### REQUIRED WORK
In the discussion of making a font show non-breaking spaces as a visible glyph, what steps does the asker list under "What I did:"?

Cannot replace non-breaking space with another glyph

For use in technical context, I tried to modify a font so that non-breaking space (U+00A0) would become a visible character. For instance, I wish a string containing mixed spaces to be viewed like this: «To▒be, or▒not to▒be, that▒is the▒question…» (the glyph ▒ corresponds to every U+00A0).

What I did:

  1. Opened existing font in FontCreator 8.0.

  2. Changed the properties of both glyphs (space and ▒), as shown:

  1. Exported the font in OTF format and install it.

As a result, I see the glyph in Character Map and similar contexts in place of U+00A0, but it has no effect when inserting into document:

Though I choose the new font for the document, non-breaking spaces are still displayed as empty spaces, not as ▒. The result is identical in Notepad, MS Word and on the webpage.

What did I wrong and how to do it right?

The problem seems to be with the application that you’re using.

I added a glyph outline to non-breaking space in one of my fonts, and tested it in Serif PagePlus X8 by select the Test Font from the FontCreator Test Font window. It worked as expected.
Test Font.png

My variant is also working as expected in Test Font window, but fails in MS Word and browser.

I guess they just ignore the outlines with spacing characters. Not much you can do about that.

Why do you want this?

Why do you want this?

I am developing an internal web interface for website content management in our company. In plaintext editor mode, we want to easily distinguish normal spaces from non-breaking ones (like in ¶-mode in MS Word). I think the simplest way is to use a font where these characters are displayed with different glyphs.

Other applications simply use Period Centre to show spaces, and highlighting to show non-breaking spaces.

You might want to use a GPL Licensed font for this task. Although it’s for use inside your company, the license for Consolas doesn’t allow you to modify it.
Spaces.png

You might want to use a GPL Licensed font for this task.

Usage of GPL licensed font will solve the problem of character visibility?

No, of course not. But we provide support and want people to respect font license agreements.

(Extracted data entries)
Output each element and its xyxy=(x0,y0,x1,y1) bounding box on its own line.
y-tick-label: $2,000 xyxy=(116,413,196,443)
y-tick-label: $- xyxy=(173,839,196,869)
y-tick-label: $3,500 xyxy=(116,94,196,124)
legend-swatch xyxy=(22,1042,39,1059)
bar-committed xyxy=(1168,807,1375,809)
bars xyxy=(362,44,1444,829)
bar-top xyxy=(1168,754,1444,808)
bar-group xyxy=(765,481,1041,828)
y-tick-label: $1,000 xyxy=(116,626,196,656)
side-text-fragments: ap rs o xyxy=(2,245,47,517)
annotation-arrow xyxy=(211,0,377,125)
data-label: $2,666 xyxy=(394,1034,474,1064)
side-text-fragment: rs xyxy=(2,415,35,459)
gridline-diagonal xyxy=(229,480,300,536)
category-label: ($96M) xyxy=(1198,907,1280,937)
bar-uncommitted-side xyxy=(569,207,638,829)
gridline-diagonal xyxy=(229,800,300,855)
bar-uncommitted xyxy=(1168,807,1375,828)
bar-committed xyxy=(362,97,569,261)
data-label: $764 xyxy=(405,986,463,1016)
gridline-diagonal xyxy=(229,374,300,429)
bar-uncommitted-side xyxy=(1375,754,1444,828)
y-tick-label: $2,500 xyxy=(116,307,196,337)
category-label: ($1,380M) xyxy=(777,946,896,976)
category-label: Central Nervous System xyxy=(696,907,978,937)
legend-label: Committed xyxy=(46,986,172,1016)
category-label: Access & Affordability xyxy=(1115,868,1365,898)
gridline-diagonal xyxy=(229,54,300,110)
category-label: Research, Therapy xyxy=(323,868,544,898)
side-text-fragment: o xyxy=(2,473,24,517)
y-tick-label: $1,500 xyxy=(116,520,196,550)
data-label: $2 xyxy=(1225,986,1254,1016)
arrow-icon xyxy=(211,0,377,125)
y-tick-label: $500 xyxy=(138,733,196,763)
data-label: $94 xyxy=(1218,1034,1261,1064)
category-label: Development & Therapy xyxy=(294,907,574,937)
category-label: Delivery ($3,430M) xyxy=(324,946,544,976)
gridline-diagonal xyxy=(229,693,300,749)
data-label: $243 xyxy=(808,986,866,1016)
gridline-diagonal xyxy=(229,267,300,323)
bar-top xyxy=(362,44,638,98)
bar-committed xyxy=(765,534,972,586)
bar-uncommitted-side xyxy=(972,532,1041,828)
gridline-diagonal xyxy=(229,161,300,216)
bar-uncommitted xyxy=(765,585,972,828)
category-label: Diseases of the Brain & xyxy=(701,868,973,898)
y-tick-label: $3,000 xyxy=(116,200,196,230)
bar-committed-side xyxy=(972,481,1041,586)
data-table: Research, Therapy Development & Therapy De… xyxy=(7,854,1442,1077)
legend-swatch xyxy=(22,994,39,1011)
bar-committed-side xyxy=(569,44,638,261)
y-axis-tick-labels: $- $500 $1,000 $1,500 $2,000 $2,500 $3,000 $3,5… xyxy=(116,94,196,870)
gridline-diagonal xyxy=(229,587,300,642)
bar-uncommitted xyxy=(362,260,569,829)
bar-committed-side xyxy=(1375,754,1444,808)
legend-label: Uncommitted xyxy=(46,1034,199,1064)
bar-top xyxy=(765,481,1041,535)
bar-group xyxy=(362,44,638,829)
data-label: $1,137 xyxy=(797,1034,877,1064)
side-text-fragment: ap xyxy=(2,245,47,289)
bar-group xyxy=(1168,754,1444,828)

### REPLY TO THE EXERCISE
1. Opened an existing font in FontCreator 8.0.
2. Changed the properties of both glyphs (space and ▒).
3. Exported the font in OTF format and installed it.